#### INSTRUCTIONS FOR THE TASK
Identify all lines in the data containing the string "title". Copy them out.

#### Entries from a visual dataset
★ ★ ★ ★

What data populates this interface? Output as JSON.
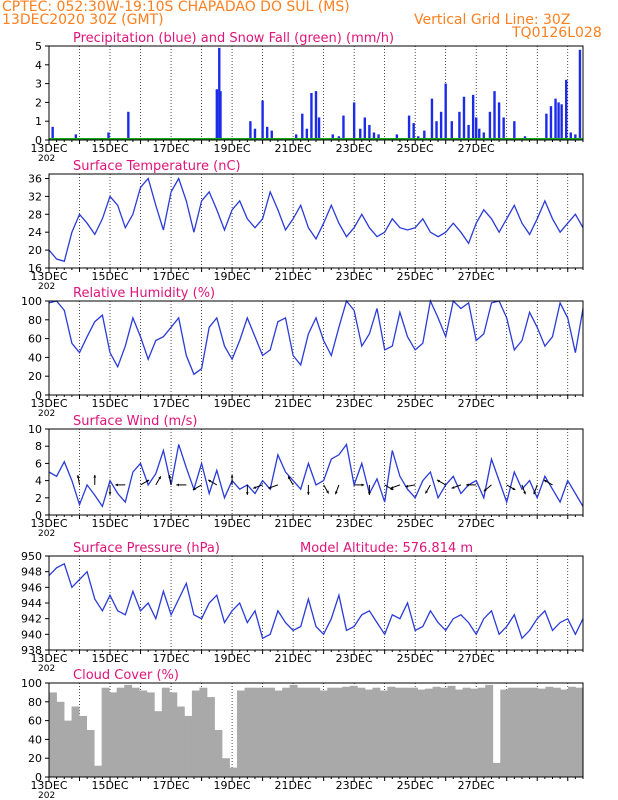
{
  "header": {
    "line1": "CPTEC:   052:30W-19:10S   CHAPADAO DO SUL (MS)",
    "line2": "13DEC2020 30Z (GMT)",
    "grid_note": "Vertical Grid Line: 30Z",
    "code": "TQ0126L028"
  },
  "colors": {
    "header": "#ff7f1e",
    "title": "#e0147a",
    "line": "#2a3bd8",
    "precip": "#1c2be8",
    "snow": "#19a519",
    "cloud": "#a9a9a9"
  },
  "x_axis": {
    "date_labels": [
      "13DEC",
      "15DEC",
      "17DEC",
      "19DEC",
      "21DEC",
      "23DEC",
      "25DEC",
      "27DEC"
    ],
    "year_fragment": "202"
  },
  "chart_data": [
    {
      "name": "precipitation",
      "type": "bar",
      "title": "Precipitation (blue) and Snow Fall (green) (mm/h)",
      "ylim": [
        0,
        5
      ],
      "yticks": [
        "0",
        "1",
        "2",
        "3",
        "4",
        "5"
      ],
      "xunit": "days after 13DEC 00Z",
      "series": [
        {
          "name": "Precipitation",
          "x": [
            0.12,
            0.88,
            1.95,
            2.6,
            5.5,
            5.58,
            5.62,
            6.6,
            6.75,
            7.0,
            7.15,
            7.3,
            8.1,
            8.3,
            8.45,
            8.6,
            8.75,
            8.85,
            9.3,
            9.5,
            9.65,
            10.0,
            10.2,
            10.35,
            10.5,
            10.65,
            10.8,
            11.4,
            11.8,
            11.95,
            12.1,
            12.3,
            12.55,
            12.7,
            12.85,
            13.0,
            13.2,
            13.45,
            13.6,
            13.75,
            13.9,
            14.0,
            14.1,
            14.25,
            14.45,
            14.6,
            14.75,
            14.9,
            15.25,
            15.6,
            16.3,
            16.45,
            16.6,
            16.7,
            16.8,
            16.95,
            17.1,
            17.25,
            17.4
          ],
          "values": [
            0.7,
            0.3,
            0.4,
            1.5,
            2.7,
            4.9,
            2.6,
            1.0,
            0.6,
            2.1,
            0.7,
            0.5,
            0.3,
            1.4,
            0.6,
            2.5,
            2.6,
            1.2,
            0.3,
            0.2,
            1.3,
            2.0,
            0.6,
            1.2,
            0.8,
            0.4,
            0.3,
            0.3,
            1.3,
            0.9,
            0.2,
            0.5,
            2.2,
            1.0,
            1.5,
            3.0,
            1.0,
            1.5,
            2.3,
            0.8,
            2.4,
            1.2,
            0.6,
            0.4,
            1.5,
            2.6,
            2.0,
            1.2,
            1.0,
            0.2,
            1.4,
            1.8,
            2.2,
            2.0,
            1.9,
            3.2,
            0.4,
            0.3,
            4.8
          ]
        },
        {
          "name": "Snow Fall",
          "x": [
            0,
            17.5
          ],
          "values": [
            0,
            0
          ]
        }
      ]
    },
    {
      "name": "temperature",
      "type": "line",
      "title": "Surface Temperature (nC)",
      "ylim": [
        16,
        37
      ],
      "yticks": [
        "16",
        "20",
        "24",
        "28",
        "32",
        "36"
      ],
      "series": [
        {
          "name": "Surface Temperature",
          "x": [
            0,
            0.25,
            0.5,
            0.75,
            1,
            1.25,
            1.5,
            1.75,
            2,
            2.25,
            2.5,
            2.75,
            3,
            3.25,
            3.5,
            3.75,
            4,
            4.25,
            4.5,
            4.75,
            5,
            5.25,
            5.5,
            5.75,
            6,
            6.25,
            6.5,
            6.75,
            7,
            7.25,
            7.5,
            7.75,
            8,
            8.25,
            8.5,
            8.75,
            9,
            9.25,
            9.5,
            9.75,
            10,
            10.25,
            10.5,
            10.75,
            11,
            11.25,
            11.5,
            11.75,
            12,
            12.25,
            12.5,
            12.75,
            13,
            13.25,
            13.5,
            13.75,
            14,
            14.25,
            14.5,
            14.75,
            15,
            15.25,
            15.5,
            15.75,
            16,
            16.25,
            16.5,
            16.75,
            17,
            17.25,
            17.5
          ],
          "values": [
            20,
            18,
            17.5,
            24,
            28,
            26,
            23.5,
            27,
            32,
            30,
            25,
            28,
            34,
            36,
            30,
            24.5,
            33,
            36,
            31,
            24,
            31,
            33,
            29,
            24.5,
            29,
            31,
            27,
            25,
            27,
            33,
            29,
            24.5,
            27,
            30,
            25,
            22.5,
            26,
            30,
            26,
            23,
            25,
            28,
            25,
            23,
            24,
            27,
            25,
            24.5,
            25,
            27,
            24,
            23,
            24,
            26,
            24,
            21.5,
            26,
            29,
            27,
            24,
            27,
            30,
            26,
            23.5,
            27,
            31,
            27,
            24,
            26,
            28,
            25
          ]
        }
      ]
    },
    {
      "name": "humidity",
      "type": "line",
      "title": "Relative Humidity (%)",
      "ylim": [
        0,
        100
      ],
      "yticks": [
        "0",
        "20",
        "40",
        "60",
        "80",
        "100"
      ],
      "series": [
        {
          "name": "Relative Humidity",
          "x": [
            0,
            0.25,
            0.5,
            0.75,
            1,
            1.25,
            1.5,
            1.75,
            2,
            2.25,
            2.5,
            2.75,
            3,
            3.25,
            3.5,
            3.75,
            4,
            4.25,
            4.5,
            4.75,
            5,
            5.25,
            5.5,
            5.75,
            6,
            6.25,
            6.5,
            6.75,
            7,
            7.25,
            7.5,
            7.75,
            8,
            8.25,
            8.5,
            8.75,
            9,
            9.25,
            9.5,
            9.75,
            10,
            10.25,
            10.5,
            10.75,
            11,
            11.25,
            11.5,
            11.75,
            12,
            12.25,
            12.5,
            12.75,
            13,
            13.25,
            13.5,
            13.75,
            14,
            14.25,
            14.5,
            14.75,
            15,
            15.25,
            15.5,
            15.75,
            16,
            16.25,
            16.5,
            16.75,
            17,
            17.25,
            17.5
          ],
          "values": [
            98,
            100,
            90,
            55,
            45,
            62,
            78,
            85,
            45,
            30,
            52,
            82,
            62,
            38,
            58,
            62,
            72,
            82,
            42,
            22,
            28,
            72,
            82,
            52,
            38,
            58,
            82,
            62,
            42,
            48,
            78,
            82,
            42,
            32,
            65,
            82,
            58,
            42,
            72,
            100,
            90,
            52,
            65,
            92,
            48,
            52,
            88,
            62,
            48,
            55,
            100,
            82,
            62,
            100,
            92,
            98,
            58,
            65,
            98,
            100,
            82,
            48,
            58,
            88,
            72,
            52,
            62,
            98,
            82,
            45,
            92
          ]
        }
      ]
    },
    {
      "name": "wind",
      "type": "line",
      "title": "Surface Wind (m/s)",
      "ylim": [
        0,
        10
      ],
      "yticks": [
        "0",
        "2",
        "4",
        "6",
        "8",
        "10"
      ],
      "series": [
        {
          "name": "Surface Wind",
          "x": [
            0,
            0.25,
            0.5,
            0.75,
            1,
            1.25,
            1.5,
            1.75,
            2,
            2.25,
            2.5,
            2.75,
            3,
            3.25,
            3.5,
            3.75,
            4,
            4.25,
            4.5,
            4.75,
            5,
            5.25,
            5.5,
            5.75,
            6,
            6.25,
            6.5,
            6.75,
            7,
            7.25,
            7.5,
            7.75,
            8,
            8.25,
            8.5,
            8.75,
            9,
            9.25,
            9.5,
            9.75,
            10,
            10.25,
            10.5,
            10.75,
            11,
            11.25,
            11.5,
            11.75,
            12,
            12.25,
            12.5,
            12.75,
            13,
            13.25,
            13.5,
            13.75,
            14,
            14.25,
            14.5,
            14.75,
            15,
            15.25,
            15.5,
            15.75,
            16,
            16.25,
            16.5,
            16.75,
            17,
            17.25,
            17.5
          ],
          "values": [
            5,
            4.5,
            6.2,
            4,
            1.2,
            3.5,
            2.3,
            1,
            4,
            2.5,
            1.5,
            5,
            6,
            3.5,
            4.8,
            7.5,
            3.5,
            8.2,
            5.5,
            3,
            6,
            2.5,
            5.2,
            2,
            4,
            3,
            3.5,
            2.5,
            4,
            3,
            7,
            5,
            4,
            3,
            6,
            3.5,
            4,
            6.5,
            7,
            8.2,
            3.5,
            6,
            2.5,
            4.2,
            1.5,
            7.5,
            4.5,
            3,
            2,
            4,
            5,
            2,
            3.5,
            4.5,
            2.5,
            3.5,
            4,
            2,
            6.5,
            4,
            1.5,
            5,
            3,
            4,
            2,
            4.5,
            3,
            1.5,
            4,
            2.5,
            1
          ]
        }
      ],
      "wind_direction_deg": [
        350,
        0,
        180,
        270,
        60,
        30,
        350,
        270,
        240,
        300,
        0,
        180,
        250,
        250,
        330,
        180,
        150,
        200,
        90,
        180,
        120,
        250,
        260,
        210,
        300,
        250,
        270,
        230,
        120,
        160,
        200,
        300
      ]
    },
    {
      "name": "pressure",
      "type": "line",
      "title": "Surface Pressure (hPa)",
      "annotation": "Model Altitude: 576.814  m",
      "ylim": [
        938,
        950
      ],
      "yticks": [
        "938",
        "940",
        "942",
        "944",
        "946",
        "948",
        "950"
      ],
      "series": [
        {
          "name": "Surface Pressure",
          "x": [
            0,
            0.25,
            0.5,
            0.75,
            1,
            1.25,
            1.5,
            1.75,
            2,
            2.25,
            2.5,
            2.75,
            3,
            3.25,
            3.5,
            3.75,
            4,
            4.25,
            4.5,
            4.75,
            5,
            5.25,
            5.5,
            5.75,
            6,
            6.25,
            6.5,
            6.75,
            7,
            7.25,
            7.5,
            7.75,
            8,
            8.25,
            8.5,
            8.75,
            9,
            9.25,
            9.5,
            9.75,
            10,
            10.25,
            10.5,
            10.75,
            11,
            11.25,
            11.5,
            11.75,
            12,
            12.25,
            12.5,
            12.75,
            13,
            13.25,
            13.5,
            13.75,
            14,
            14.25,
            14.5,
            14.75,
            15,
            15.25,
            15.5,
            15.75,
            16,
            16.25,
            16.5,
            16.75,
            17,
            17.25,
            17.5
          ],
          "values": [
            947.5,
            948.5,
            949,
            946,
            947,
            948,
            944.5,
            943,
            945,
            943,
            942.5,
            945.5,
            943,
            944,
            942,
            945.5,
            942.5,
            944.5,
            946.5,
            942.5,
            942,
            944,
            945,
            941.5,
            943,
            944,
            941.5,
            943,
            939.5,
            940,
            943,
            941.5,
            940.5,
            941,
            944.5,
            941,
            940,
            942,
            945,
            940.5,
            941,
            942.5,
            943,
            941.5,
            940,
            942.5,
            942,
            944,
            940.5,
            941,
            943,
            941.5,
            940.5,
            942,
            942.5,
            941.5,
            940,
            942,
            943,
            940,
            941,
            942.5,
            939.5,
            940.5,
            942,
            943,
            940.5,
            941.5,
            942,
            940,
            942
          ]
        }
      ]
    },
    {
      "name": "cloud_cover",
      "type": "bar",
      "title": "Cloud Cover (%)",
      "ylim": [
        0,
        100
      ],
      "yticks": [
        "0",
        "20",
        "40",
        "60",
        "80",
        "100"
      ],
      "series": [
        {
          "name": "Cloud Cover",
          "x": [
            0,
            0.25,
            0.5,
            0.75,
            1,
            1.25,
            1.5,
            1.75,
            2,
            2.25,
            2.5,
            2.75,
            3,
            3.25,
            3.5,
            3.75,
            4,
            4.25,
            4.5,
            4.75,
            5,
            5.25,
            5.5,
            5.75,
            6,
            6.25,
            6.5,
            6.75,
            7,
            7.25,
            7.5,
            7.75,
            8,
            8.25,
            8.5,
            8.75,
            9,
            9.25,
            9.5,
            9.75,
            10,
            10.25,
            10.5,
            10.75,
            11,
            11.25,
            11.5,
            11.75,
            12,
            12.25,
            12.5,
            12.75,
            13,
            13.25,
            13.5,
            13.75,
            14,
            14.25,
            14.5,
            14.75,
            15,
            15.25,
            15.5,
            15.75,
            16,
            16.25,
            16.5,
            16.75,
            17,
            17.25,
            17.5
          ],
          "values": [
            90,
            80,
            60,
            75,
            65,
            50,
            12,
            95,
            90,
            95,
            98,
            95,
            92,
            90,
            70,
            95,
            90,
            75,
            65,
            92,
            95,
            85,
            50,
            20,
            10,
            92,
            95,
            95,
            95,
            95,
            92,
            95,
            98,
            95,
            95,
            95,
            92,
            95,
            95,
            96,
            97,
            95,
            93,
            95,
            92,
            96,
            95,
            95,
            95,
            93,
            94,
            96,
            95,
            97,
            93,
            95,
            94,
            95,
            98,
            15,
            93,
            95,
            95,
            95,
            95,
            94,
            96,
            95,
            93,
            96,
            95
          ]
        }
      ]
    }
  ]
}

★ ★ ★ ★

#### WRITTEN REPLY
    "title": "#e0147a",
      "title": "Precipitation (blue) and Snow Fall (green) (mm/h)",
      "title": "Surface Temperature (nC)",
      "title": "Relative Humidity (%)",
      "title": "Surface Wind (m/s)",
      "title": "Surface Pressure (hPa)",
      "title": "Cloud Cover (%)",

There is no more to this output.